INPUT MATERIAL:
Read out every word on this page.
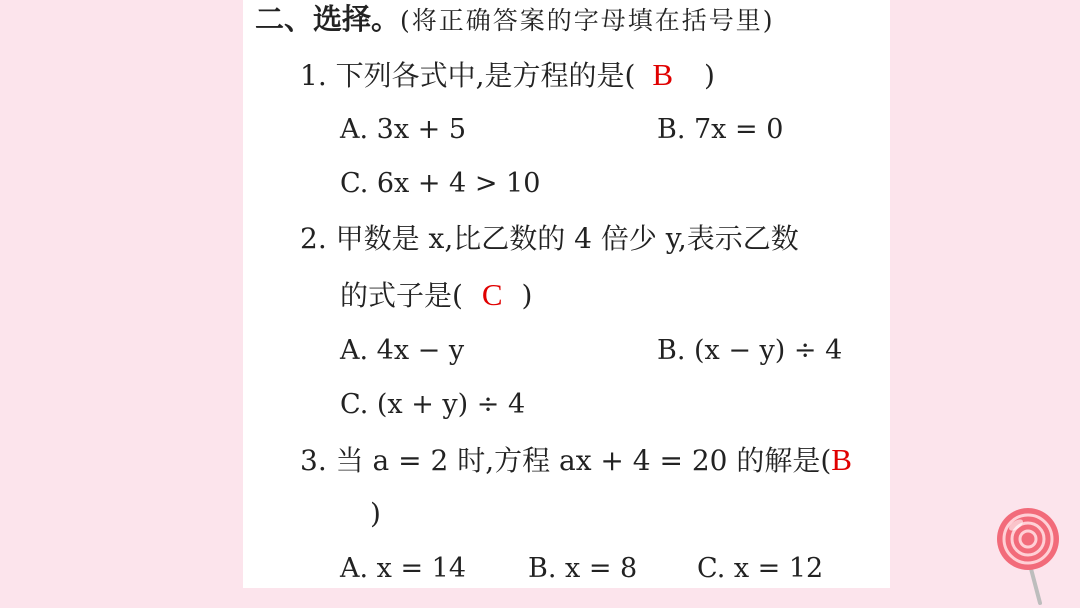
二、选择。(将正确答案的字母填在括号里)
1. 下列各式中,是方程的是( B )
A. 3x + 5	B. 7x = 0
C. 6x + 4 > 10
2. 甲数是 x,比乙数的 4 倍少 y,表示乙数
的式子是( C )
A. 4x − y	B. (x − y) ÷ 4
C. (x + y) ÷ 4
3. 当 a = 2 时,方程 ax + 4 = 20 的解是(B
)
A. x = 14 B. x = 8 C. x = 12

AIM:
Every record must be copied exactly, with the pictures left out.

TASK RESULT:
Read out every word on this page.
二、选择。(将正确答案的字母填在括号里)
1. 下列各式中,是方程的是( B )
A. 3x + 5	B. 7x = 0
C. 6x + 4 > 10
2. 甲数是 x,比乙数的 4 倍少 y,表示乙数
的式子是( C )
A. 4x − y	B. (x − y) ÷ 4
C. (x + y) ÷ 4
3. 当 a = 2 时,方程 ax + 4 = 20 的解是(B
)
A. x = 14 B. x = 8 C. x = 12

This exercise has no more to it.